Writing Center Faculty


Lee Gibson

In my work with students in the Writing Center, I like to focus on the details of sentence- and paragraph-level composition, as I find that many students receive little to no instruction in these aspects of writing before they arrive at the university. These “nitpicky details,” as some people unwisely dismiss them, are in fact the most important elements of any student’s essay, and students will succeed as writers to the degree they learn to pay attention to them. Pay attention to how you present your ideas, and most of the time your ideas will take care of themselves. Remember that you can have the best ideas in the world, but if you cannot present them clearly and concisely and in a way that someone else can understand then you might as well not have them at all. 

Mary Kay Jackman

After teaching writing for many years, I'm now writing silly mysteries with a friend and having more fun than a fly in a jam jar.  Besides loving to write, I enjoy showing others how easy it is when they learn to trust themselves with words.

Pauline Newton

I enjoy one-on-one time with students outside of the classroom; since I’m not their instructor, this allows me to offer “neutral” input. I help students brainstorm, work on annotated bibliographies, and flesh out paragraphs fully. Our bodies may age, but, as writers, our brains can remain pliable as we learn a stronger way to make an introduction or a better-sounding means to represent an idea. If you’re looking for that secret on how to become a better writer, there’s no shortcut, but, as William Faulkner once said, in order to become a strong writer, you must “Read, read, read.”

• [INSTRUCTIONS]:
a. Set down, word for word, the stretch of the Writing Center faculty text from "Writing Center Faculty" through "them at all.".
b. Extract the rows below from their beginning through the line containing "- close-button[interactable]: ✖: [1202, 2306, 1440, 2560]", reproducing each line unchanged.

• [DATASET RECORDS]:
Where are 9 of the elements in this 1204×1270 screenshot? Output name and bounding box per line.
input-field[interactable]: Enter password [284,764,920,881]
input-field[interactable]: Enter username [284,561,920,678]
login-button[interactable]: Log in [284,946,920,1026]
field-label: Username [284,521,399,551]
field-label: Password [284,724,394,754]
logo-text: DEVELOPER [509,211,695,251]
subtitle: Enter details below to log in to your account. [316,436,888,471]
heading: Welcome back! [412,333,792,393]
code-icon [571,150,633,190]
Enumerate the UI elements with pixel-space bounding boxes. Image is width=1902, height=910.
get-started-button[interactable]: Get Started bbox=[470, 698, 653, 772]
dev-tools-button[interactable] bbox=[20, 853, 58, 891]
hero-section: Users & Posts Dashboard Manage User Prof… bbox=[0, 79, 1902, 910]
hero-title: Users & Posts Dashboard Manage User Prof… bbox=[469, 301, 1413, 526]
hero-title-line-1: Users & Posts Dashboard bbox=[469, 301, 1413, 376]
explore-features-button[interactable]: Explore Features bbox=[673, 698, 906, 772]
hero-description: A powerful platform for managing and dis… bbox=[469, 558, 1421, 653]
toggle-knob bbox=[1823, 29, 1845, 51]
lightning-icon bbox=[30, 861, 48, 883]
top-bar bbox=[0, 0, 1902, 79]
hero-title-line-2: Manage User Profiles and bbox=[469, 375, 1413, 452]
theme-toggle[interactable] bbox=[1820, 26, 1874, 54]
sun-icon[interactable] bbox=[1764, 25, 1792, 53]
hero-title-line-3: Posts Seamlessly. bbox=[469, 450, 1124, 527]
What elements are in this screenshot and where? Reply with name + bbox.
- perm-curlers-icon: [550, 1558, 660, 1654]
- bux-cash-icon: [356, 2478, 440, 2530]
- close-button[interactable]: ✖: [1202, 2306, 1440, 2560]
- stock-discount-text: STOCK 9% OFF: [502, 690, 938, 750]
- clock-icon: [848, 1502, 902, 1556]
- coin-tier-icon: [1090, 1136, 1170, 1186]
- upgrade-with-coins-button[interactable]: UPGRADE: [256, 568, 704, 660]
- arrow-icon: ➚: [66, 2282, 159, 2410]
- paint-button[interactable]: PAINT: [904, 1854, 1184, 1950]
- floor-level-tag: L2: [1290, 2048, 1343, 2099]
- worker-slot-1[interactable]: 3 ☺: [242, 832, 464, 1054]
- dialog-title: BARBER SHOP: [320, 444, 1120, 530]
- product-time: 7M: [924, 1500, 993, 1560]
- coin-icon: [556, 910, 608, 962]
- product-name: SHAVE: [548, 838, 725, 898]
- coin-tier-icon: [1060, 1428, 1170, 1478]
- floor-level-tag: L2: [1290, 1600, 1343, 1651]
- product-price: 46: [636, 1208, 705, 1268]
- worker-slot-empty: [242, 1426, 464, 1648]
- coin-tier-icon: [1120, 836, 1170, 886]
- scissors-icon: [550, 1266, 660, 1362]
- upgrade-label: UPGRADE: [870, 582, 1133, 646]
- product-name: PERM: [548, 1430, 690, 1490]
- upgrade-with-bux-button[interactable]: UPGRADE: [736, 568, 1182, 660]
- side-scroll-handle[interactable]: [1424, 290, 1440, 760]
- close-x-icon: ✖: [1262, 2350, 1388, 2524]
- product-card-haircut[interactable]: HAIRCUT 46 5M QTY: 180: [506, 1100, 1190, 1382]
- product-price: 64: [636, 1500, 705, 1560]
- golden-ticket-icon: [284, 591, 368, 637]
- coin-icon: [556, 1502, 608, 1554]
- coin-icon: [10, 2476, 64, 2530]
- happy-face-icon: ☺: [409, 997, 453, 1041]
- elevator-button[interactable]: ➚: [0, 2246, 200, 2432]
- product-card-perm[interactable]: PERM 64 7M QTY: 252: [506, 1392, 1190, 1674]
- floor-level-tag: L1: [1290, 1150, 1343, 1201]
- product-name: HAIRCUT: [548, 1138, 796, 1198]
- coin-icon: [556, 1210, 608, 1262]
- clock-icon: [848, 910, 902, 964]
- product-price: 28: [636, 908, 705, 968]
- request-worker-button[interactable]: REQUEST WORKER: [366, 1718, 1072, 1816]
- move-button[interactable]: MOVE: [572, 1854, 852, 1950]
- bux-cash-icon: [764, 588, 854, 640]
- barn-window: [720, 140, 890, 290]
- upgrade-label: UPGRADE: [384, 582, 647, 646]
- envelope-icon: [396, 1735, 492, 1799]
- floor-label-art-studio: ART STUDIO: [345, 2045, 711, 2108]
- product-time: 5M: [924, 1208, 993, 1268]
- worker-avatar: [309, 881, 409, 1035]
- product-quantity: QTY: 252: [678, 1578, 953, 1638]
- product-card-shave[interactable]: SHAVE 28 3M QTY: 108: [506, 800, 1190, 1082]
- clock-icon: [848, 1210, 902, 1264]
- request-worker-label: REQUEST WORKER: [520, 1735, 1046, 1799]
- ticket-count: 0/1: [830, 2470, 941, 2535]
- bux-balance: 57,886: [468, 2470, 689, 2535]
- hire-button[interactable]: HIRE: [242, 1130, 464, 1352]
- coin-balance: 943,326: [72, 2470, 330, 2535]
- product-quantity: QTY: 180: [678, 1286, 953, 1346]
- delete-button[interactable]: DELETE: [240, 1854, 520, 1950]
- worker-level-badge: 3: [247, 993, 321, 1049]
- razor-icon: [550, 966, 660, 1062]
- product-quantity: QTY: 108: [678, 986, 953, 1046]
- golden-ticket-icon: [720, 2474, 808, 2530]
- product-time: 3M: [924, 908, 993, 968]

• [PER-TASK OUTPUTS]:
a.
Writing Center Faculty


Lee Gibson

In my work with students in the Writing Center, I like to focus on the details of sentence- and paragraph-level composition, as I find that many students receive little to no instruction in these aspects of writing before they arrive at the university. These “nitpicky details,” as some people unwisely dismiss them, are in fact the most important elements of any student’s essay, and students will succeed as writers to the degree they learn to pay attention to them. Pay attention to how you present your ideas, and most of the time your ideas will take care of themselves. Remember that you can have the best ideas in the world, but if you cannot present them clearly and concisely and in a way that someone else can understand then you might as well not have them at all.

b.
Where are 9 of the elements in this 1204×1270 screenshot? Output name and bounding box per line.
input-field[interactable]: Enter password [284,764,920,881]
input-field[interactable]: Enter username [284,561,920,678]
login-button[interactable]: Log in [284,946,920,1026]
field-label: Username [284,521,399,551]
field-label: Password [284,724,394,754]
logo-text: DEVELOPER [509,211,695,251]
subtitle: Enter details below to log in to your account. [316,436,888,471]
heading: Welcome back! [412,333,792,393]
code-icon [571,150,633,190]
Enumerate the UI elements with pixel-space bounding boxes. Image is width=1902, height=910.
get-started-button[interactable]: Get Started bbox=[470, 698, 653, 772]
dev-tools-button[interactable] bbox=[20, 853, 58, 891]
hero-section: Users & Posts Dashboard Manage User Prof… bbox=[0, 79, 1902, 910]
hero-title: Users & Posts Dashboard Manage User Prof… bbox=[469, 301, 1413, 526]
hero-title-line-1: Users & Posts Dashboard bbox=[469, 301, 1413, 376]
explore-features-button[interactable]: Explore Features bbox=[673, 698, 906, 772]
hero-description: A powerful platform for managing and dis… bbox=[469, 558, 1421, 653]
toggle-knob bbox=[1823, 29, 1845, 51]
lightning-icon bbox=[30, 861, 48, 883]
top-bar bbox=[0, 0, 1902, 79]
hero-title-line-2: Manage User Profiles and bbox=[469, 375, 1413, 452]
theme-toggle[interactable] bbox=[1820, 26, 1874, 54]
sun-icon[interactable] bbox=[1764, 25, 1792, 53]
hero-title-line-3: Posts Seamlessly. bbox=[469, 450, 1124, 527]
What elements are in this screenshot and where? Reply with name + bbox.
- perm-curlers-icon: [550, 1558, 660, 1654]
- bux-cash-icon: [356, 2478, 440, 2530]
- close-button[interactable]: ✖: [1202, 2306, 1440, 2560]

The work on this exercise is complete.